====== Entries supplied ======
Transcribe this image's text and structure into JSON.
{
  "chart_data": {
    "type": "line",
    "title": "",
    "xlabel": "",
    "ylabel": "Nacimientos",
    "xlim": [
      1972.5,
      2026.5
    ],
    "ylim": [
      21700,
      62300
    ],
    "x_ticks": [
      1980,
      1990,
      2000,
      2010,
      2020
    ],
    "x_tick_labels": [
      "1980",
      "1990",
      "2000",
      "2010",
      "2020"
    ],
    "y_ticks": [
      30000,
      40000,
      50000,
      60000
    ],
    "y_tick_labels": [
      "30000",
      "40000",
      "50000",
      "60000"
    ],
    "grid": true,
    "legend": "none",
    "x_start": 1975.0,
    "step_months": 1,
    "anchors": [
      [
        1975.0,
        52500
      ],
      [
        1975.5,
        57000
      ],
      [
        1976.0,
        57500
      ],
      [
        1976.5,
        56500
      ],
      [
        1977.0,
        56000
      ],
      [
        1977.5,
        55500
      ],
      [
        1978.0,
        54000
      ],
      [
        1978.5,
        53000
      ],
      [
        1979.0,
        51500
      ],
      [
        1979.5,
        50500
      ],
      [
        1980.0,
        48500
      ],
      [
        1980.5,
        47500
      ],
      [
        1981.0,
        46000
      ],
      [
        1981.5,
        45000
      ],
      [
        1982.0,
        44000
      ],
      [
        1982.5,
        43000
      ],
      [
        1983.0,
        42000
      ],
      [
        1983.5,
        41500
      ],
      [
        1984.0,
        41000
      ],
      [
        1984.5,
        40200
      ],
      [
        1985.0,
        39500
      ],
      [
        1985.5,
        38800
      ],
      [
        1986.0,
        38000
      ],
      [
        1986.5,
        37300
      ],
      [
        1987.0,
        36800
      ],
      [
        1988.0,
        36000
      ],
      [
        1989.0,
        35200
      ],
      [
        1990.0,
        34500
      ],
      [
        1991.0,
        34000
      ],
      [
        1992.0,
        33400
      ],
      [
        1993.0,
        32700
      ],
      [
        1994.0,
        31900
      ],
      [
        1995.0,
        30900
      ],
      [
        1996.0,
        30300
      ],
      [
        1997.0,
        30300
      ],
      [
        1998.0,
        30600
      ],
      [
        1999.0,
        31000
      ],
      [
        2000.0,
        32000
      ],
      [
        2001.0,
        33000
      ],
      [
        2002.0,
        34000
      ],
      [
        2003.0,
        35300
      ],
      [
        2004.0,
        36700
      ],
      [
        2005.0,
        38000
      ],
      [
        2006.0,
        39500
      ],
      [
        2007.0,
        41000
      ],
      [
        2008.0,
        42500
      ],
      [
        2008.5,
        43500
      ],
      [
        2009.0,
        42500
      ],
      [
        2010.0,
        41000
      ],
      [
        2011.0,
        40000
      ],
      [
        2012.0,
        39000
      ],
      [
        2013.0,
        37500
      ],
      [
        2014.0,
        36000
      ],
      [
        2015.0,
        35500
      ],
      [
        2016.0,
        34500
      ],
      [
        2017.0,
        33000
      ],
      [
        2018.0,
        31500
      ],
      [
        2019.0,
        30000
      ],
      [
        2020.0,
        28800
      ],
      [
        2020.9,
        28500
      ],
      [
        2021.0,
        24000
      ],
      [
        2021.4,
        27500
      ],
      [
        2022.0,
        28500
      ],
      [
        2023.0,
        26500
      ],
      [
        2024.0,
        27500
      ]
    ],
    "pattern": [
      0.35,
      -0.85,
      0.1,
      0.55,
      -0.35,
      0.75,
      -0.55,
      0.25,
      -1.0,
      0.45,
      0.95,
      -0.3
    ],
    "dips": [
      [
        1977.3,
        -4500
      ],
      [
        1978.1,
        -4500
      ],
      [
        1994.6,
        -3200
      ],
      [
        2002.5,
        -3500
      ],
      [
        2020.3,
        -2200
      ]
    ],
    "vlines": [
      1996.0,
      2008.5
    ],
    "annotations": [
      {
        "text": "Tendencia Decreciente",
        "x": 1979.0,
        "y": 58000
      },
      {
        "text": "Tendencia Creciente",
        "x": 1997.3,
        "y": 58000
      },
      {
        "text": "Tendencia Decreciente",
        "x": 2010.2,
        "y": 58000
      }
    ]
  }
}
======
● **What you will do**
Return each line of the records above exactly as it reads.

● **Expected answer**
Transcribe this image's text and structure into JSON.
{
  "chart_data": {
    "type": "line",
    "title": "",
    "xlabel": "",
    "ylabel": "Nacimientos",
    "xlim": [
      1972.5,
      2026.5
    ],
    "ylim": [
      21700,
      62300
    ],
    "x_ticks": [
      1980,
      1990,
      2000,
      2010,
      2020
    ],
    "x_tick_labels": [
      "1980",
      "1990",
      "2000",
      "2010",
      "2020"
    ],
    "y_ticks": [
      30000,
      40000,
      50000,
      60000
    ],
    "y_tick_labels": [
      "30000",
      "40000",
      "50000",
      "60000"
    ],
    "grid": true,
    "legend": "none",
    "x_start": 1975.0,
    "step_months": 1,
    "anchors": [
      [
        1975.0,
        52500
      ],
      [
        1975.5,
        57000
      ],
      [
        1976.0,
        57500
      ],
      [
        1976.5,
        56500
      ],
      [
        1977.0,
        56000
      ],
      [
        1977.5,
        55500
      ],
      [
        1978.0,
        54000
      ],
      [
        1978.5,
        53000
      ],
      [
        1979.0,
        51500
      ],
      [
        1979.5,
        50500
      ],
      [
        1980.0,
        48500
      ],
      [
        1980.5,
        47500
      ],
      [
        1981.0,
        46000
      ],
      [
        1981.5,
        45000
      ],
      [
        1982.0,
        44000
      ],
      [
        1982.5,
        43000
      ],
      [
        1983.0,
        42000
      ],
      [
        1983.5,
        41500
      ],
      [
        1984.0,
        41000
      ],
      [
        1984.5,
        40200
      ],
      [
        1985.0,
        39500
      ],
      [
        1985.5,
        38800
      ],
      [
        1986.0,
        38000
      ],
      [
        1986.5,
        37300
      ],
      [
        1987.0,
        36800
      ],
      [
        1988.0,
        36000
      ],
      [
        1989.0,
        35200
      ],
      [
        1990.0,
        34500
      ],
      [
        1991.0,
        34000
      ],
      [
        1992.0,
        33400
      ],
      [
        1993.0,
        32700
      ],
      [
        1994.0,
        31900
      ],
      [
        1995.0,
        30900
      ],
      [
        1996.0,
        30300
      ],
      [
        1997.0,
        30300
      ],
      [
        1998.0,
        30600
      ],
      [
        1999.0,
        31000
      ],
      [
        2000.0,
        32000
      ],
      [
        2001.0,
        33000
      ],
      [
        2002.0,
        34000
      ],
      [
        2003.0,
        35300
      ],
      [
        2004.0,
        36700
      ],
      [
        2005.0,
        38000
      ],
      [
        2006.0,
        39500
      ],
      [
        2007.0,
        41000
      ],
      [
        2008.0,
        42500
      ],
      [
        2008.5,
        43500
      ],
      [
        2009.0,
        42500
      ],
      [
        2010.0,
        41000
      ],
      [
        2011.0,
        40000
      ],
      [
        2012.0,
        39000
      ],
      [
        2013.0,
        37500
      ],
      [
        2014.0,
        36000
      ],
      [
        2015.0,
        35500
      ],
      [
        2016.0,
        34500
      ],
      [
        2017.0,
        33000
      ],
      [
        2018.0,
        31500
      ],
      [
        2019.0,
        30000
      ],
      [
        2020.0,
        28800
      ],
      [
        2020.9,
        28500
      ],
      [
        2021.0,
        24000
      ],
      [
        2021.4,
        27500
      ],
      [
        2022.0,
        28500
      ],
      [
        2023.0,
        26500
      ],
      [
        2024.0,
        27500
      ]
    ],
    "pattern": [
      0.35,
      -0.85,
      0.1,
      0.55,
      -0.35,
      0.75,
      -0.55,
      0.25,
      -1.0,
      0.45,
      0.95,
      -0.3
    ],
    "dips": [
      [
        1977.3,
        -4500
      ],
      [
        1978.1,
        -4500
      ],
      [
        1994.6,
        -3200
      ],
      [
        2002.5,
        -3500
      ],
      [
        2020.3,
        -2200
      ]
    ],
    "vlines": [
      1996.0,
      2008.5
    ],
    "annotations": [
      {
        "text": "Tendencia Decreciente",
        "x": 1979.0,
        "y": 58000
      },
      {
        "text": "Tendencia Creciente",
        "x": 1997.3,
        "y": 58000
      },
      {
        "text": "Tendencia Decreciente",
        "x": 2010.2,
        "y": 58000
      }
    ]
  }
}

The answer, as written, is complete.